PROBLEM STATEMENT: Sort through the entries below and pull out lines containing the word "Приложение".

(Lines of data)
□ □ □
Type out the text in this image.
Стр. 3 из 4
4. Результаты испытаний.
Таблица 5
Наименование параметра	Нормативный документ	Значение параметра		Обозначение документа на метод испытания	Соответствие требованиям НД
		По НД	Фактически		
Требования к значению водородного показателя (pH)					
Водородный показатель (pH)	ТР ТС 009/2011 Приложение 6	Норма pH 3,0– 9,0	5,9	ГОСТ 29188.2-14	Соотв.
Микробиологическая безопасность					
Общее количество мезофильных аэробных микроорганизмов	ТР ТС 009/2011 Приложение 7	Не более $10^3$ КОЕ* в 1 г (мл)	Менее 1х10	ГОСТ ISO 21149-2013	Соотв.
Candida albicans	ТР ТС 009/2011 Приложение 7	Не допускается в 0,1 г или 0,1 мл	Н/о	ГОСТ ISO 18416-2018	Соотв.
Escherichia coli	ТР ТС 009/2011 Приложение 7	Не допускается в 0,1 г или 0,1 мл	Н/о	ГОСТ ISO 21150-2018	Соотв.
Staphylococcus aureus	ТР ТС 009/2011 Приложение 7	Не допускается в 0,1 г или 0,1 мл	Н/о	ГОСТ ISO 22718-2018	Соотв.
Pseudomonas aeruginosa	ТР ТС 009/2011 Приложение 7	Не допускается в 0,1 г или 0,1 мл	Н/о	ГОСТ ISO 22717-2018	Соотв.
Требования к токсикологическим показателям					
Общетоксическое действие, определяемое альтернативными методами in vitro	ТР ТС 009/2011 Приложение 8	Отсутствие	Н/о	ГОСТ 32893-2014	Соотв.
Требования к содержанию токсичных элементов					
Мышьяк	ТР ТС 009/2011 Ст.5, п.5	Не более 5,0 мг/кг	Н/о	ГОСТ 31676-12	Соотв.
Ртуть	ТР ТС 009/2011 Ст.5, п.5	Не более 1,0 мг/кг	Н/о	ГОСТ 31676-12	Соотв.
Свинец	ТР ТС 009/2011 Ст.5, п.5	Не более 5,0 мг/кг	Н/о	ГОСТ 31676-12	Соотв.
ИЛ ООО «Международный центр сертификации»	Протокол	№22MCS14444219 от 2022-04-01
□ □ □
FINISHED ANSWER:
Водородный показатель (pH)	ТР ТС 009/2011 Приложение 6	Норма pH 3,0– 9,0	5,9	ГОСТ 29188.2-14	Соотв.
Общее количество мезофильных аэробных микроорганизмов	ТР ТС 009/2011 Приложение 7	Не более $10^3$ КОЕ* в 1 г (мл)	Менее 1х10	ГОСТ ISO 21149-2013	Соотв.
Candida albicans	ТР ТС 009/2011 Приложение 7	Не допускается в 0,1 г или 0,1 мл	Н/о	ГОСТ ISO 18416-2018	Соотв.
Escherichia coli	ТР ТС 009/2011 Приложение 7	Не допускается в 0,1 г или 0,1 мл	Н/о	ГОСТ ISO 21150-2018	Соотв.
Staphylococcus aureus	ТР ТС 009/2011 Приложение 7	Не допускается в 0,1 г или 0,1 мл	Н/о	ГОСТ ISO 22718-2018	Соотв.
Pseudomonas aeruginosa	ТР ТС 009/2011 Приложение 7	Не допускается в 0,1 г или 0,1 мл	Н/о	ГОСТ ISO 22717-2018	Соотв.
Общетоксическое действие, определяемое альтернативными методами in vitro	ТР ТС 009/2011 Приложение 8	Отсутствие	Н/о	ГОСТ 32893-2014	Соотв.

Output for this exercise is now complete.